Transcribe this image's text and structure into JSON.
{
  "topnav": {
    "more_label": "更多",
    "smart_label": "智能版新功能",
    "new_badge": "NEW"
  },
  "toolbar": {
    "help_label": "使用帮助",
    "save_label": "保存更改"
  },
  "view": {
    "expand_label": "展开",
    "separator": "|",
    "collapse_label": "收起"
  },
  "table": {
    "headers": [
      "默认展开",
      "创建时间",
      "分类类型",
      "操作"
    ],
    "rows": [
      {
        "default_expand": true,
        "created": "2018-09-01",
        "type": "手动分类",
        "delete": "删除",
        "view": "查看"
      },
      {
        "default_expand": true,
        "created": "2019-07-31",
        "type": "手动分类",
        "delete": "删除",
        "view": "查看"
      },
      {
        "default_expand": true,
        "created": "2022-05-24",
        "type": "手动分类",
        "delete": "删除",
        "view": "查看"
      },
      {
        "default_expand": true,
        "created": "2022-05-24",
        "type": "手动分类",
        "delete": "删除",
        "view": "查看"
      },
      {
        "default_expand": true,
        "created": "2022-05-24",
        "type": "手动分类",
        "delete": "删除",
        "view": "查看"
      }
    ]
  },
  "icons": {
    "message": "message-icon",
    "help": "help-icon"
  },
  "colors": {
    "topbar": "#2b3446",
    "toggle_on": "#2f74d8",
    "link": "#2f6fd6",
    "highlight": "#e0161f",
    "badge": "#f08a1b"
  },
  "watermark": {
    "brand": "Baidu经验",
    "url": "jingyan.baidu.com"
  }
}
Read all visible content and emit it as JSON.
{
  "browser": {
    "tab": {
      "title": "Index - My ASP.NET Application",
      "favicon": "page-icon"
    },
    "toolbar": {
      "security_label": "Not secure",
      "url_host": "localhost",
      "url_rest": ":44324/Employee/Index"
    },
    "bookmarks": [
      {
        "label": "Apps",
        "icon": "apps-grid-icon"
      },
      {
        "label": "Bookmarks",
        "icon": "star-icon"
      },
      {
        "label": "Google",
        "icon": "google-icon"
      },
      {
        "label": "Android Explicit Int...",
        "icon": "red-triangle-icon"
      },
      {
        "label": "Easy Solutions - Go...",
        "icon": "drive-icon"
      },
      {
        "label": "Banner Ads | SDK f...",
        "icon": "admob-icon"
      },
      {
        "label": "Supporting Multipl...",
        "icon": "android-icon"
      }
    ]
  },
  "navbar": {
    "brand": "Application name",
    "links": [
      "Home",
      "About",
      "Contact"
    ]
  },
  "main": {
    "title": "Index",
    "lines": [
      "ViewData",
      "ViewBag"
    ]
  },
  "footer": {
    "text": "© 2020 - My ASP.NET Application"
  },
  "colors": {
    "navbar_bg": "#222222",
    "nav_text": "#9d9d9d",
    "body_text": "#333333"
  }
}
──────────────────────────────
Exercise details:
Write out the material from the first line to the last, exactly.

Response:
Transcribe this image's text and structure into JSON.
{
  "topnav": {
    "more_label": "更多",
    "smart_label": "智能版新功能",
    "new_badge": "NEW"
  },
  "toolbar": {
    "help_label": "使用帮助",
    "save_label": "保存更改"
  },
  "view": {
    "expand_label": "展开",
    "separator": "|",
    "collapse_label": "收起"
  },
  "table": {
    "headers": [
      "默认展开",
      "创建时间",
      "分类类型",
      "操作"
    ],
    "rows": [
      {
        "default_expand": true,
        "created": "2018-09-01",
        "type": "手动分类",
        "delete": "删除",
        "view": "查看"
      },
      {
        "default_expand": true,
        "created": "2019-07-31",
        "type": "手动分类",
        "delete": "删除",
        "view": "查看"
      },
      {
        "default_expand": true,
        "created": "2022-05-24",
        "type": "手动分类",
        "delete": "删除",
        "view": "查看"
      },
      {
        "default_expand": true,
        "created": "2022-05-24",
        "type": "手动分类",
        "delete": "删除",
        "view": "查看"
      },
      {
        "default_expand": true,
        "created": "2022-05-24",
        "type": "手动分类",
        "delete": "删除",
        "view": "查看"
      }
    ]
  },
  "icons": {
    "message": "message-icon",
    "help": "help-icon"
  },
  "colors": {
    "topbar": "#2b3446",
    "toggle_on": "#2f74d8",
    "link": "#2f6fd6",
    "highlight": "#e0161f",
    "badge": "#f08a1b"
  },
  "watermark": {
    "brand": "Baidu经验",
    "url": "jingyan.baidu.com"
  }
}
Read all visible content and emit it as JSON.
{
  "browser": {
    "tab": {
      "title": "Index - My ASP.NET Application",
      "favicon": "page-icon"
    },
    "toolbar": {
      "security_label": "Not secure",
      "url_host": "localhost",
      "url_rest": ":44324/Employee/Index"
    },
    "bookmarks": [
      {
        "label": "Apps",
        "icon": "apps-grid-icon"
      },
      {
        "label": "Bookmarks",
        "icon": "star-icon"
      },
      {
        "label": "Google",
        "icon": "google-icon"
      },
      {
        "label": "Android Explicit Int...",
        "icon": "red-triangle-icon"
      },
      {
        "label": "Easy Solutions - Go...",
        "icon": "drive-icon"
      },
      {
        "label": "Banner Ads | SDK f...",
        "icon": "admob-icon"
      },
      {
        "label": "Supporting Multipl...",
        "icon": "android-icon"
      }
    ]
  },
  "navbar": {
    "brand": "Application name",
    "links": [
      "Home",
      "About",
      "Contact"
    ]
  },
  "main": {
    "title": "Index",
    "lines": [
      "ViewData",
      "ViewBag"
    ]
  },
  "footer": {
    "text": "© 2020 - My ASP.NET Application"
  },
  "colors": {
    "navbar_bg": "#222222",
    "nav_text": "#9d9d9d",
    "body_text": "#333333"
  }
}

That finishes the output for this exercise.